## start MATERIAL PROVIDED
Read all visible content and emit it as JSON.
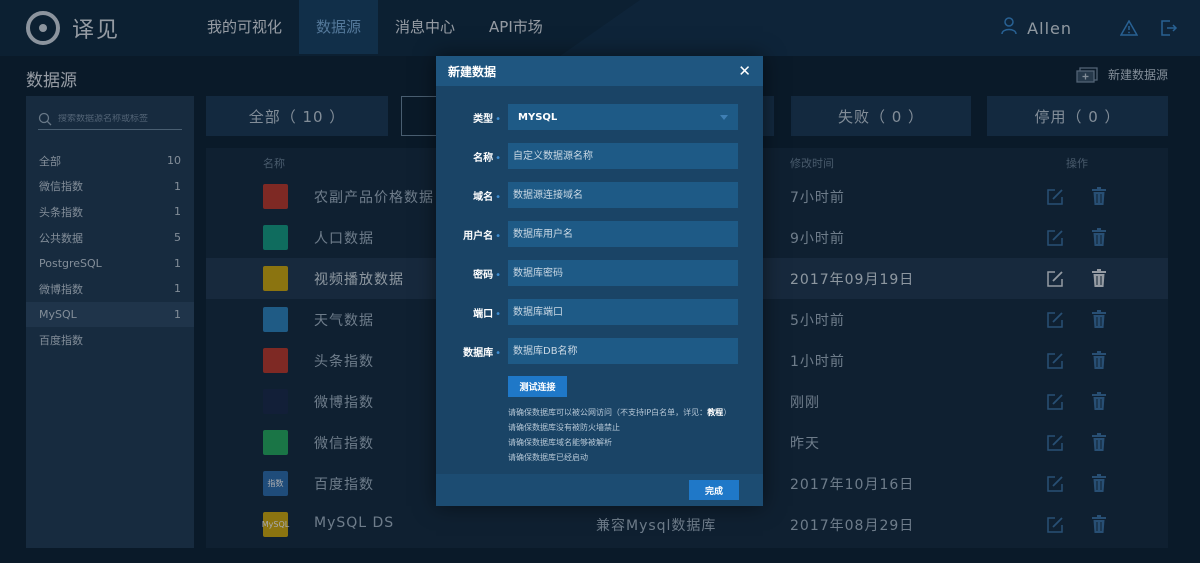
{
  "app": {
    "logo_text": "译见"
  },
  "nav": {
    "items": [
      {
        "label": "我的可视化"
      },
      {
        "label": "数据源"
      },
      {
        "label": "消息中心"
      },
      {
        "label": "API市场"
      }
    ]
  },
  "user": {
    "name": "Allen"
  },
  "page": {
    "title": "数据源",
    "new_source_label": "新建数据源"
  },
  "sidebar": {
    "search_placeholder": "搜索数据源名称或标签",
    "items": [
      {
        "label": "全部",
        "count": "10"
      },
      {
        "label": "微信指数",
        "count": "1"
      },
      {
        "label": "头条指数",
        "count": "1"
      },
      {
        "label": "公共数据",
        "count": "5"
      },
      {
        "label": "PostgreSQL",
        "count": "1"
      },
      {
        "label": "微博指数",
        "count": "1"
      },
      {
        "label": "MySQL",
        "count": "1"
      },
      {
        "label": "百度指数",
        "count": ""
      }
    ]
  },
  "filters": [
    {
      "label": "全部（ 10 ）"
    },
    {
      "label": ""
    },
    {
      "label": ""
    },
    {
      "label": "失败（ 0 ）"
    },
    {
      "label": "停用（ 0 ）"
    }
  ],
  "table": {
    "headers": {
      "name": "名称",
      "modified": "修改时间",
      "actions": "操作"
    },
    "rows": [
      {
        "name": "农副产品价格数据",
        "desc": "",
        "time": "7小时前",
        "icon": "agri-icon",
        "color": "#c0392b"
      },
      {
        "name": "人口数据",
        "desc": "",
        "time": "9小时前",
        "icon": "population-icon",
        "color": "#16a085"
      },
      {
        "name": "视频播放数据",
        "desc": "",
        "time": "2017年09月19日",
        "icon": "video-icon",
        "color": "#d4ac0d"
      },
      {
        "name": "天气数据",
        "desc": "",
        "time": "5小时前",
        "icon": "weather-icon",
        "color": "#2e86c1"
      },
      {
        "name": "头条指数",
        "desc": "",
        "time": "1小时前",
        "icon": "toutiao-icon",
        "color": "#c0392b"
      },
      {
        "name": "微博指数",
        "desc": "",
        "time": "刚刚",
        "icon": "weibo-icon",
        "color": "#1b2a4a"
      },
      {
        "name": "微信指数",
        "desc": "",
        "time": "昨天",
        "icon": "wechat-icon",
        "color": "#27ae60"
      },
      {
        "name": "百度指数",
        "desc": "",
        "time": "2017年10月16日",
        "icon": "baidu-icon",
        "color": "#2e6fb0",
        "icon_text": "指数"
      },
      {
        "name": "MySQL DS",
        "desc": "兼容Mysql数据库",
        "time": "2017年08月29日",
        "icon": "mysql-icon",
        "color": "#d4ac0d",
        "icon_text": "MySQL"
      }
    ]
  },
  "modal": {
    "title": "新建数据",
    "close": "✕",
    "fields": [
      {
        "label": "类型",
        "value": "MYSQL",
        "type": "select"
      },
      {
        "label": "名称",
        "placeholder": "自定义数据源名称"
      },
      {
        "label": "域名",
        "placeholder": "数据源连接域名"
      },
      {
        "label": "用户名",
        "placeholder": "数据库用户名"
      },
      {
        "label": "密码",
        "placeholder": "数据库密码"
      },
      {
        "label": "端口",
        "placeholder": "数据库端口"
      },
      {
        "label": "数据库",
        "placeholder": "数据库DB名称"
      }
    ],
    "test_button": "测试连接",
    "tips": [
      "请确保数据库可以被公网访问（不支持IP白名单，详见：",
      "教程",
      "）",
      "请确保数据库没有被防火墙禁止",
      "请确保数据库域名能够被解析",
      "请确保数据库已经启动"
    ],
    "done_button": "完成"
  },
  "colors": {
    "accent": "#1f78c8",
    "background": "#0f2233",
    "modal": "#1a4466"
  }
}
## end MATERIAL PROVIDED
## start MATERIAL PROVIDED
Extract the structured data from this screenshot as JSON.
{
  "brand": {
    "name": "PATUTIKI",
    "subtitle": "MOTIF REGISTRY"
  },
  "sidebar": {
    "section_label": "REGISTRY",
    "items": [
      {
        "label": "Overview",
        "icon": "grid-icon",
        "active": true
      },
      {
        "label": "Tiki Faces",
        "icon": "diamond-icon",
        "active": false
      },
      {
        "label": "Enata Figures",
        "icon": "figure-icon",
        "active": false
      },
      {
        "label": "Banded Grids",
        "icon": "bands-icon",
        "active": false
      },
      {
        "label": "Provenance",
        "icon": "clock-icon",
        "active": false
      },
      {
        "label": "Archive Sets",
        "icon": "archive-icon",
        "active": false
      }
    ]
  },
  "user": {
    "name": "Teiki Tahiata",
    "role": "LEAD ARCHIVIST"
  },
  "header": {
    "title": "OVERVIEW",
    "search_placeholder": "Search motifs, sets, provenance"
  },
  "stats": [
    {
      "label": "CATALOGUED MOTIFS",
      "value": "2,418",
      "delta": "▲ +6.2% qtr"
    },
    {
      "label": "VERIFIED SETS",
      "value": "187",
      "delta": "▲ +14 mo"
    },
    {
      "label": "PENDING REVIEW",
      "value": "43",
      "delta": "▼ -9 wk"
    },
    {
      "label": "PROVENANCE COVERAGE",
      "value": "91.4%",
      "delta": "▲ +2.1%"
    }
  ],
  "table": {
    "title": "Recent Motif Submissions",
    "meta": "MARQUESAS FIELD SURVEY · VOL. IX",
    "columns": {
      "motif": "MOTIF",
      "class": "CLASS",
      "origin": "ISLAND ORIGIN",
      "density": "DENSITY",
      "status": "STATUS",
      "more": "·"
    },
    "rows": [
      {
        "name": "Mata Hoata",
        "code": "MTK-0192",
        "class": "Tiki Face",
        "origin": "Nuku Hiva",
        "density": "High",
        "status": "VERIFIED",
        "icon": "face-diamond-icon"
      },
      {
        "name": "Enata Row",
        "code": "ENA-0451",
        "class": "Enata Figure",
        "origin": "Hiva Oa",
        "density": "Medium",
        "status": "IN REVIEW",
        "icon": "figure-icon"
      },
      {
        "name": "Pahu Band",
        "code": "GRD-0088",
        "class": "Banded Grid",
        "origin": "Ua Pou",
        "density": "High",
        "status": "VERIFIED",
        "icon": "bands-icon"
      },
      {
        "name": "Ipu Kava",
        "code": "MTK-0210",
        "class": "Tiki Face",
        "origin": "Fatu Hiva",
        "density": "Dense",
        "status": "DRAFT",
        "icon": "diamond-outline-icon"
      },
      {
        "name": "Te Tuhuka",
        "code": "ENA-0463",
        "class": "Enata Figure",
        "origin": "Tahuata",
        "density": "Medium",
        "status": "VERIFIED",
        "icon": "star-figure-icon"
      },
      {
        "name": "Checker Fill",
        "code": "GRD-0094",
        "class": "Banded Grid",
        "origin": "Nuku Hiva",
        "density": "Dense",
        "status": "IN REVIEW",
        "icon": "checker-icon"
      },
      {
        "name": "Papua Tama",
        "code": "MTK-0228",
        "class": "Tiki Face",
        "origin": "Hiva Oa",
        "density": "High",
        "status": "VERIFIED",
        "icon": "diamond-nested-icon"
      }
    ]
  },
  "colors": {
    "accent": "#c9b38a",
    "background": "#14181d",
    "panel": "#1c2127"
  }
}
## end MATERIAL PROVIDED
§ **TASK**
Go over the data above and copy every line that has the word "delta" in it.

§ **EXPECTED ANSWER**
      "delta": "▲ +6.2% qtr"
      "delta": "▲ +14 mo"
      "delta": "▼ -9 wk"
      "delta": "▲ +2.1%"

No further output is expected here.